Aim of the exercise: All of the material below is to be retyped exactly.

Exercise input:
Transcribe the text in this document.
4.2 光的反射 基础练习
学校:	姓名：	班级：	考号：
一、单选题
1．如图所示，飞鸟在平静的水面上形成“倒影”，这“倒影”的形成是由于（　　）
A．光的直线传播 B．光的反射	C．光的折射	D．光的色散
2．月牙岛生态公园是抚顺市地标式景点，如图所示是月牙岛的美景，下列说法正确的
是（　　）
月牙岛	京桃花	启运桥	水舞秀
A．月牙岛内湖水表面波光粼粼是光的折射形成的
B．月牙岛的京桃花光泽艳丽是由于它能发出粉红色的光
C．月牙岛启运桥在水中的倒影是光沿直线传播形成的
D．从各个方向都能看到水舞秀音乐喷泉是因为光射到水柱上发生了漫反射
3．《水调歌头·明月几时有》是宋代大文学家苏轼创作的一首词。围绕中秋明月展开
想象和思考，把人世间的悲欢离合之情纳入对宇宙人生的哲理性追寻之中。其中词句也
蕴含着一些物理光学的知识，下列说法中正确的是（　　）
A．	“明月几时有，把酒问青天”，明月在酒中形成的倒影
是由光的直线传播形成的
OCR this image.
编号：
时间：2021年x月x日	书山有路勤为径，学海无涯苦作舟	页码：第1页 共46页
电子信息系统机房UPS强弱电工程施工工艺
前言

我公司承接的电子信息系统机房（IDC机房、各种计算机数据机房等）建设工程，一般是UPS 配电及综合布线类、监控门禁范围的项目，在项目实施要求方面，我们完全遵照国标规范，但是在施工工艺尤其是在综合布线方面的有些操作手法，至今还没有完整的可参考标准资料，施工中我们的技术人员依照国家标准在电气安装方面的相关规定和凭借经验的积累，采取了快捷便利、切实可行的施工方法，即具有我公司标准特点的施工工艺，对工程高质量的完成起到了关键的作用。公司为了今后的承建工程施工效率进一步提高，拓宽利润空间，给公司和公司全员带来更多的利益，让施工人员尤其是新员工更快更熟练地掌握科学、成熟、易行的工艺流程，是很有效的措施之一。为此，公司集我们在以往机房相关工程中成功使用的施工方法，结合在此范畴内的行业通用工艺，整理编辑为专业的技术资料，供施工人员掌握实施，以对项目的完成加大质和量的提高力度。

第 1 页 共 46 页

Result of the exercise:
Transcribe the text in this document.
4.2 光的反射 基础练习
学校:	姓名：	班级：	考号：
一、单选题
1．如图所示，飞鸟在平静的水面上形成“倒影”，这“倒影”的形成是由于（　　）
A．光的直线传播 B．光的反射	C．光的折射	D．光的色散
2．月牙岛生态公园是抚顺市地标式景点，如图所示是月牙岛的美景，下列说法正确的
是（　　）
月牙岛	京桃花	启运桥	水舞秀
A．月牙岛内湖水表面波光粼粼是光的折射形成的
B．月牙岛的京桃花光泽艳丽是由于它能发出粉红色的光
C．月牙岛启运桥在水中的倒影是光沿直线传播形成的
D．从各个方向都能看到水舞秀音乐喷泉是因为光射到水柱上发生了漫反射
3．《水调歌头·明月几时有》是宋代大文学家苏轼创作的一首词。围绕中秋明月展开
想象和思考，把人世间的悲欢离合之情纳入对宇宙人生的哲理性追寻之中。其中词句也
蕴含着一些物理光学的知识，下列说法中正确的是（　　）
A．	“明月几时有，把酒问青天”，明月在酒中形成的倒影
是由光的直线传播形成的
OCR this image.
编号：
时间：2021年x月x日	书山有路勤为径，学海无涯苦作舟	页码：第1页 共46页
电子信息系统机房UPS强弱电工程施工工艺
前言

我公司承接的电子信息系统机房（IDC机房、各种计算机数据机房等）建设工程，一般是UPS 配电及综合布线类、监控门禁范围的项目，在项目实施要求方面，我们完全遵照国标规范，但是在施工工艺尤其是在综合布线方面的有些操作手法，至今还没有完整的可参考标准资料，施工中我们的技术人员依照国家标准在电气安装方面的相关规定和凭借经验的积累，采取了快捷便利、切实可行的施工方法，即具有我公司标准特点的施工工艺，对工程高质量的完成起到了关键的作用。公司为了今后的承建工程施工效率进一步提高，拓宽利润空间，给公司和公司全员带来更多的利益，让施工人员尤其是新员工更快更熟练地掌握科学、成熟、易行的工艺流程，是很有效的措施之一。为此，公司集我们在以往机房相关工程中成功使用的施工方法，结合在此范畴内的行业通用工艺，整理编辑为专业的技术资料，供施工人员掌握实施，以对项目的完成加大质和量的提高力度。

第 1 页 共 46 页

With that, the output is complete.